WRITTEN INSTRUCTION 1 –
Reproduce the passage of the text on using Vim for writing between "I do the majority" and "enough to post.", inclusive.
WRITTEN INSTRUCTION 2 –
Summarize the text on using Vim for writing in two sentences.

The Vim Way™ of doing things has become so completely ingrained into me that I find myself reaching for Vim when it comes to any and every task involving editing text.

I’ve even incorporated Vim into my writing workflow. Check out how I use Vim scripts to format markdown and Git logs into the articles on this site.

Formatting Markdown

I do the majority of my writing in Ulysses. While it’s a fantastic writing application, but it’s very stubborn about its Markdown formatting. Combined with my even more stubborn Jekyll setup, I usually have to extensively massage every article before it’s formatted well enough to post.

This usually means doing things like decorating inline code blocks with language declarations, wrapping paragraph-style code blocks in <pre><code> tags, and other general formatting changes.

Originally, I did all of this work manually. Needless to say, that was a very time consuming and error-prone process.

While researching ways of automating the process, I had a recurring thought:

I know how to make all of these changes in Vim. Can’t I just script them?

DATA –

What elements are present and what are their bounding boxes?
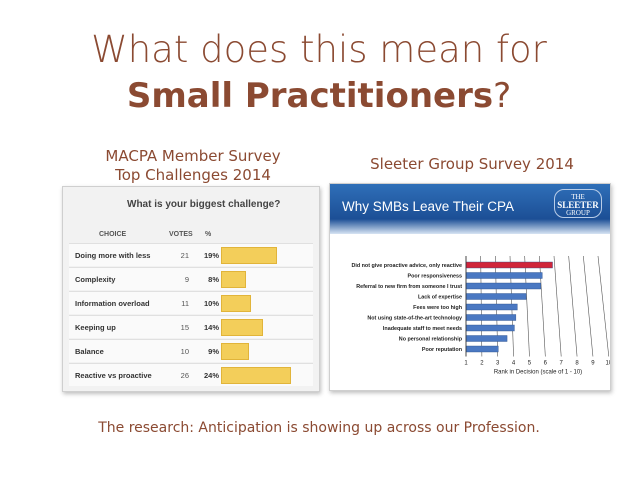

COMPLETE ANSWER 1 –
I do the majority of my writing in Ulysses. While it’s a fantastic writing application, but it’s very stubborn about its Markdown formatting. Combined with my even more stubborn Jekyll setup, I usually have to extensively massage every article before it’s formatted well enough to post.

COMPLETE ANSWER 2 –
The writer reaches for Vim for nearly every text-editing task and uses Vim scripts to format Markdown and Git logs into the site's articles. Because Ulysses is stubborn about Markdown and the Jekyll setup is even more so, every article needed time-consuming, error-prone manual formatting, which led to the idea of scripting those Vim changes.